#### REQUIRED WORK
Gather all lines from the material that contain "channel".

Stored data:

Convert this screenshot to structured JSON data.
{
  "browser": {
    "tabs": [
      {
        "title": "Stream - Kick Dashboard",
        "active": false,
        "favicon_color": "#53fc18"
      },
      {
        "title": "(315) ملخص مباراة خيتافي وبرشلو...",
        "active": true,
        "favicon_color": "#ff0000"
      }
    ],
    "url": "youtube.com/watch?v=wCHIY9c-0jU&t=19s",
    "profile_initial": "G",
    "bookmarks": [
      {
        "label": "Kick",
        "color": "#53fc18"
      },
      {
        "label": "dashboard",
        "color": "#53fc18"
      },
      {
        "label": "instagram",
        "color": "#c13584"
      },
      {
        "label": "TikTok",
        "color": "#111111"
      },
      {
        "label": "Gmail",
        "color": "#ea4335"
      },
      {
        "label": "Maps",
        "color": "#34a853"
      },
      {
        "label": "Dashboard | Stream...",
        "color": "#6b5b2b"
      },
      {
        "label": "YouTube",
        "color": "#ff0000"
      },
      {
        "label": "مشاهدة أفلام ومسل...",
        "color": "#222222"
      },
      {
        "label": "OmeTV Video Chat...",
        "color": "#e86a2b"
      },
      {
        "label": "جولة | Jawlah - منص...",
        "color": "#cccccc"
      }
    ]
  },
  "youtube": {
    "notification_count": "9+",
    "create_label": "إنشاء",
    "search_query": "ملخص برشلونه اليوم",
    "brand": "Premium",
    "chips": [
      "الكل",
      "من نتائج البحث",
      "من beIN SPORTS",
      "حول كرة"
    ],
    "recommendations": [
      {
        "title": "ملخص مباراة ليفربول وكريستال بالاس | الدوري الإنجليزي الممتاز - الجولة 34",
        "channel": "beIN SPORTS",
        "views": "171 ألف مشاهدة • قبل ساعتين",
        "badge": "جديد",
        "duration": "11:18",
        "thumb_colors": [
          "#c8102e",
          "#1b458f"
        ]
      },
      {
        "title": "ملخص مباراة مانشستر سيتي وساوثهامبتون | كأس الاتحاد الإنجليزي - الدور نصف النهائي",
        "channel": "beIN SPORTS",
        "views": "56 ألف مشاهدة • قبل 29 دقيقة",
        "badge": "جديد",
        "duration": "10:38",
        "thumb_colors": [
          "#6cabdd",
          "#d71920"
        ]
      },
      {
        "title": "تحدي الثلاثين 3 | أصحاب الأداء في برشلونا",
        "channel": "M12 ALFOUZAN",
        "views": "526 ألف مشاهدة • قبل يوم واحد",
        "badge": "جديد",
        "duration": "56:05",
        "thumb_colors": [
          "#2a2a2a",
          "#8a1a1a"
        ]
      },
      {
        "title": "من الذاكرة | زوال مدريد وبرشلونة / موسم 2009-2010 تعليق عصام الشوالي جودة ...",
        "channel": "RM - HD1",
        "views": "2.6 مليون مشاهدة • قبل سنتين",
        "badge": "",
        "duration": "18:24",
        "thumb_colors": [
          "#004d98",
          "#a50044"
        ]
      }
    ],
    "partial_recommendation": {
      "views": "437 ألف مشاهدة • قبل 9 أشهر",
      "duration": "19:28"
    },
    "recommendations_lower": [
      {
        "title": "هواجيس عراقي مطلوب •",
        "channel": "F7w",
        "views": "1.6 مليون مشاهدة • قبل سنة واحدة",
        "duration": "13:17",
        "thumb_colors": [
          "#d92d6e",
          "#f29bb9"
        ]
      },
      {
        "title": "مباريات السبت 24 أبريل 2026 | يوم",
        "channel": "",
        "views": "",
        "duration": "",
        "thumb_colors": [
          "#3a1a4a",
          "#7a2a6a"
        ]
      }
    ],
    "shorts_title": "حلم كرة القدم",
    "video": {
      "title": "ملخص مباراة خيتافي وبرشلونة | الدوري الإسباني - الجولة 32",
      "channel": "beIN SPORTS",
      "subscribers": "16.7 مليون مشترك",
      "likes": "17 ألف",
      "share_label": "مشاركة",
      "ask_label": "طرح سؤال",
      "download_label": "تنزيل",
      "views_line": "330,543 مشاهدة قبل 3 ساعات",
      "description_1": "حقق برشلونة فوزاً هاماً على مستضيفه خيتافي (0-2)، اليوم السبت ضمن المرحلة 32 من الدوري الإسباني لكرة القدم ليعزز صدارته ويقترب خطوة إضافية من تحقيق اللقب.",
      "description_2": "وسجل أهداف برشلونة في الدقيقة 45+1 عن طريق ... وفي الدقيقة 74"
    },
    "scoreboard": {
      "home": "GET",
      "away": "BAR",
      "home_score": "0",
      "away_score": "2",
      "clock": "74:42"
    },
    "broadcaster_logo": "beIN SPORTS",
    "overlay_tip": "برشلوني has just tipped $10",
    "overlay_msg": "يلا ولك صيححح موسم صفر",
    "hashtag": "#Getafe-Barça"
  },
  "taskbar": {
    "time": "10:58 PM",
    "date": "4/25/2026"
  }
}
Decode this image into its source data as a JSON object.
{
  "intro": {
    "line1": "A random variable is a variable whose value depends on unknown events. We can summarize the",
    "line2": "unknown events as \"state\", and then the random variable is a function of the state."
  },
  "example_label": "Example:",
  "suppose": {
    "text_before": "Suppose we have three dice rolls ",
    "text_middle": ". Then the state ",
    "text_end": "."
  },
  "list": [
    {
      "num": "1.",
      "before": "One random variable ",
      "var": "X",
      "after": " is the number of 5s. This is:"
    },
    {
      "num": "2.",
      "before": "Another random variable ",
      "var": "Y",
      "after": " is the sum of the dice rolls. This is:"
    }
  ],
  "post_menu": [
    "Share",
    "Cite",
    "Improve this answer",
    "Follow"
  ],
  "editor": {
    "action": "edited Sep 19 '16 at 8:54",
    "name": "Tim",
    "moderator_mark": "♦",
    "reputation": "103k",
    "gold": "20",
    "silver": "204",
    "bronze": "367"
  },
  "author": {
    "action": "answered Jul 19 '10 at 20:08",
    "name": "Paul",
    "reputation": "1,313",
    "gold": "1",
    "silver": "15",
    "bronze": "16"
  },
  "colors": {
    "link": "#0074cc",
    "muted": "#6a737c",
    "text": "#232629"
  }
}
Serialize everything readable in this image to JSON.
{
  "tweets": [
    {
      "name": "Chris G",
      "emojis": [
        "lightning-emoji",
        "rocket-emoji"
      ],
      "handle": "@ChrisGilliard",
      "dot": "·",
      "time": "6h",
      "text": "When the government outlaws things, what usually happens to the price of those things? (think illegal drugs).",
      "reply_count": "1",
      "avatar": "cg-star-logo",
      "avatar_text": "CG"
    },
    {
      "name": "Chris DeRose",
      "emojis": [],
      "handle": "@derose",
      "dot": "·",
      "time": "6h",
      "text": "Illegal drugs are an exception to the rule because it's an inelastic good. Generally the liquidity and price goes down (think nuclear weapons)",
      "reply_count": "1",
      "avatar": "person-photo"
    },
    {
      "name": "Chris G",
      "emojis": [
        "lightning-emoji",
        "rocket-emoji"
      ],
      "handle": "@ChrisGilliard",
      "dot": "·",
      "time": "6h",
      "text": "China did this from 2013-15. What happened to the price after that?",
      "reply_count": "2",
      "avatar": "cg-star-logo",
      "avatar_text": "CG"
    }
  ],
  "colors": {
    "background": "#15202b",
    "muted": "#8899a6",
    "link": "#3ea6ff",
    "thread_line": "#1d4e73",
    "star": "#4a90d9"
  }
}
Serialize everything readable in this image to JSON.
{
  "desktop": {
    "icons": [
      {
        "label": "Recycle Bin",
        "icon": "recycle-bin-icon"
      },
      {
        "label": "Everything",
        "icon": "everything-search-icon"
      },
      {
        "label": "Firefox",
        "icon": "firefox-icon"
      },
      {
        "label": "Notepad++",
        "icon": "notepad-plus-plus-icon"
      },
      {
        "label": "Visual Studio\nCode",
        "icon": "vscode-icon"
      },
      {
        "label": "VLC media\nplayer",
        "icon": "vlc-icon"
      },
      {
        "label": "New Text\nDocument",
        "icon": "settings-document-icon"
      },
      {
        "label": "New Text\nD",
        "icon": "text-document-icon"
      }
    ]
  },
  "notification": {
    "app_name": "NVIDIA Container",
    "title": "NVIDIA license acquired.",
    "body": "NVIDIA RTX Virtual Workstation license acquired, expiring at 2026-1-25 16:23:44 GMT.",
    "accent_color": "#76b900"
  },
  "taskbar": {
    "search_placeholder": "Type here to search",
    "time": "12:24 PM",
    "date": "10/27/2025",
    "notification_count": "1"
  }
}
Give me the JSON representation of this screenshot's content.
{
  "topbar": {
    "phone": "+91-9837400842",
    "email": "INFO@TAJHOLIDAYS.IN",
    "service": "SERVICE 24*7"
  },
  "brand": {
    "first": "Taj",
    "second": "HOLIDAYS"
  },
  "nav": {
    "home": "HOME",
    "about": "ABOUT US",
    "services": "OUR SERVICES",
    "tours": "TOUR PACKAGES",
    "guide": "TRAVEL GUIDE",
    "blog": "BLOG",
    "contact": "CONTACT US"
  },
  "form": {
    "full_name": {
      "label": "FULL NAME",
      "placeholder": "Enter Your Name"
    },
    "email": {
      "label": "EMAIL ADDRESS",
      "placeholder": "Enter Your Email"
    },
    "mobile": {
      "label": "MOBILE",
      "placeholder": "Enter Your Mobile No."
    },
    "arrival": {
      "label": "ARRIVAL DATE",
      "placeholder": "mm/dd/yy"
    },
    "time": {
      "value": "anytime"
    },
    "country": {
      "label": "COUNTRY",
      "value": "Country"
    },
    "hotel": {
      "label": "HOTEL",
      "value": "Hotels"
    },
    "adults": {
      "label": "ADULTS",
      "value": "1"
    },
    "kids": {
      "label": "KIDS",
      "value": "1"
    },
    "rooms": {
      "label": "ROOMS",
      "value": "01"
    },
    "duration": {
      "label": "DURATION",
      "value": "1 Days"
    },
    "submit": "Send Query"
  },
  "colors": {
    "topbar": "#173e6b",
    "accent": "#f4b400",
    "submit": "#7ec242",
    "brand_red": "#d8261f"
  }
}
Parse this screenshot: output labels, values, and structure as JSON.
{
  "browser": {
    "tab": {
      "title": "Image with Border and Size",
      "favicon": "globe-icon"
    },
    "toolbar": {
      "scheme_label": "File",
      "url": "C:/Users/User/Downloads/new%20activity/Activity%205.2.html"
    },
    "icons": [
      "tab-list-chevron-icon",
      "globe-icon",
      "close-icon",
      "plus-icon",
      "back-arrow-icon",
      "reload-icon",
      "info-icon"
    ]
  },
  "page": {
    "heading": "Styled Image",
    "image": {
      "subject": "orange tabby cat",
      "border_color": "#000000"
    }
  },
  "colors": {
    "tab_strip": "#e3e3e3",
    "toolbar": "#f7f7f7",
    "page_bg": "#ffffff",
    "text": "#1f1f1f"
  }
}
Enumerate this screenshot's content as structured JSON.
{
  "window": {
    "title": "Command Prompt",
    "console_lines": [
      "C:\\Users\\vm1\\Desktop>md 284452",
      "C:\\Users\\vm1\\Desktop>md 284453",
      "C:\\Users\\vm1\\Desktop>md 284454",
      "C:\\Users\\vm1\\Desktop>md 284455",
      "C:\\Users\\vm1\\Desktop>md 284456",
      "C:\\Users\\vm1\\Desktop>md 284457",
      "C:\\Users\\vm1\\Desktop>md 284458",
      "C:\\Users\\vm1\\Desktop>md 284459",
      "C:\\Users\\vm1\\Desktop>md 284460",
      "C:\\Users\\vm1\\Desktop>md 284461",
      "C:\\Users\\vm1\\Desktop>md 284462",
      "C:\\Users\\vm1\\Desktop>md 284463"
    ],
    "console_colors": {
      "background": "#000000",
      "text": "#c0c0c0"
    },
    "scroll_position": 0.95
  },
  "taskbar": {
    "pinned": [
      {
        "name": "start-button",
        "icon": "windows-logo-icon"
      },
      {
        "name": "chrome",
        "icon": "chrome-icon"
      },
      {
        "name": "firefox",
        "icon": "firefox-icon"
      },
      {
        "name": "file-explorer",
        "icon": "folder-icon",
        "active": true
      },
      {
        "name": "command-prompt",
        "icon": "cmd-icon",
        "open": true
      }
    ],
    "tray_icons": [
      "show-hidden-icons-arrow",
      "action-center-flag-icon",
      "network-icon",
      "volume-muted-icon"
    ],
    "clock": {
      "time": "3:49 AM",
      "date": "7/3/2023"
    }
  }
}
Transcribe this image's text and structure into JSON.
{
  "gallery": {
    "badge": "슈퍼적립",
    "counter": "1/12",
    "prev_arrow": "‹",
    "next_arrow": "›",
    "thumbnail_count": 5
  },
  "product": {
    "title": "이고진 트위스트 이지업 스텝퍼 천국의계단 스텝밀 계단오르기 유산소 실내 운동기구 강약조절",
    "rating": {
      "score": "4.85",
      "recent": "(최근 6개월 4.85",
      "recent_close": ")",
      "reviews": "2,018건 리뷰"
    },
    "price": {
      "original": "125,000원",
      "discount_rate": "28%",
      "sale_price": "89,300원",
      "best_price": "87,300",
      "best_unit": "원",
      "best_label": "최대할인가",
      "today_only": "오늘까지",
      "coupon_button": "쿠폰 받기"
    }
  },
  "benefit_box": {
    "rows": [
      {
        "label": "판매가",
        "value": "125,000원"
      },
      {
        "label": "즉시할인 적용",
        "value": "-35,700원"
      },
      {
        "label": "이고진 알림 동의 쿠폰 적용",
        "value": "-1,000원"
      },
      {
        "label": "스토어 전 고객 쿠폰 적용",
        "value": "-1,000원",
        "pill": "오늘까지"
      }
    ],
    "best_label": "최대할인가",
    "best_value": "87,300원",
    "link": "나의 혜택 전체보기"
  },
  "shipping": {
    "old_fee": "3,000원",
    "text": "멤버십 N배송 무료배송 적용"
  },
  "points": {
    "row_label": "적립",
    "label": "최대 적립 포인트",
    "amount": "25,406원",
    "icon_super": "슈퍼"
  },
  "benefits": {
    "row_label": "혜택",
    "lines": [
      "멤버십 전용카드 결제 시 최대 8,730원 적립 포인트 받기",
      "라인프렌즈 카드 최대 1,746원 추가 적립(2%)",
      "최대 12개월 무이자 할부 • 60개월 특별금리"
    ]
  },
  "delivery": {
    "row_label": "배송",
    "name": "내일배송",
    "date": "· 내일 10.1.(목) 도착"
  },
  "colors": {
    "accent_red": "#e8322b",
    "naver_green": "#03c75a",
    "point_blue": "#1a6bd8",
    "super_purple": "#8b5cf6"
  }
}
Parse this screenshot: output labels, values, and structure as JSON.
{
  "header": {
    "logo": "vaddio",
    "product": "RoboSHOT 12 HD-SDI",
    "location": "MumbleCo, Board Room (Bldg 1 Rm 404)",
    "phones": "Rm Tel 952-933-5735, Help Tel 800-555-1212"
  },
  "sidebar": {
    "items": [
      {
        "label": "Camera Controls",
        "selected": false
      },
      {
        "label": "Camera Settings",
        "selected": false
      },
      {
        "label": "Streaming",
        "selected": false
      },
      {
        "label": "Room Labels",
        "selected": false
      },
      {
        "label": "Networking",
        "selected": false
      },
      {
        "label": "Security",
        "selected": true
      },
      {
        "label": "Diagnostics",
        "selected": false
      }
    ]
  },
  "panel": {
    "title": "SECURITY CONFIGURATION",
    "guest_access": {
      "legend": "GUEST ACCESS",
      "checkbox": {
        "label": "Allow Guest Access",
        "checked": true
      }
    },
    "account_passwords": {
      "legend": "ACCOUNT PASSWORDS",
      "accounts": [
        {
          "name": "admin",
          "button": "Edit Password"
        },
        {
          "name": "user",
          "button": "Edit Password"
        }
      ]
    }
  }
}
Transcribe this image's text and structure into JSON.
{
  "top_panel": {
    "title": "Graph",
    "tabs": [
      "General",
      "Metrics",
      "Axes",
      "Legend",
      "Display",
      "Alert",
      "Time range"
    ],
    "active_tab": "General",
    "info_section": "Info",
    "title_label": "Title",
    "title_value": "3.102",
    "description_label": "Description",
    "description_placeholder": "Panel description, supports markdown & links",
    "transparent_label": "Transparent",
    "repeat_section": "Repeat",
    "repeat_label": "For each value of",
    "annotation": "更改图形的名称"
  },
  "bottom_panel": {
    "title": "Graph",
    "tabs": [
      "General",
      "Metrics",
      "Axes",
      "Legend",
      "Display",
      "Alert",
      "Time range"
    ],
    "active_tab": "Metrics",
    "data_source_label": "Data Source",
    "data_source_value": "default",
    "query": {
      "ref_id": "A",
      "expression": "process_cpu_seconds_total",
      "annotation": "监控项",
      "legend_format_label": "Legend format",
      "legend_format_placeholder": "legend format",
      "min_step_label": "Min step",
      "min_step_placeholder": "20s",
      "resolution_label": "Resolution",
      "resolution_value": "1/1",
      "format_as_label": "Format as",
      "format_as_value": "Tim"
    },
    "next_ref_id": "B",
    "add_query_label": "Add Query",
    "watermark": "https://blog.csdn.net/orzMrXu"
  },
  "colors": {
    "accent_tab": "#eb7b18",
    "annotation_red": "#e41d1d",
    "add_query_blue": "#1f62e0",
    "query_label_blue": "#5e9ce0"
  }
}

#### WRITTEN ANSWER
        "channel": "beIN SPORTS",
        "channel": "beIN SPORTS",
        "channel": "M12 ALFOUZAN",
        "channel": "RM - HD1",
        "channel": "F7w",
        "channel": "",
      "channel": "beIN SPORTS",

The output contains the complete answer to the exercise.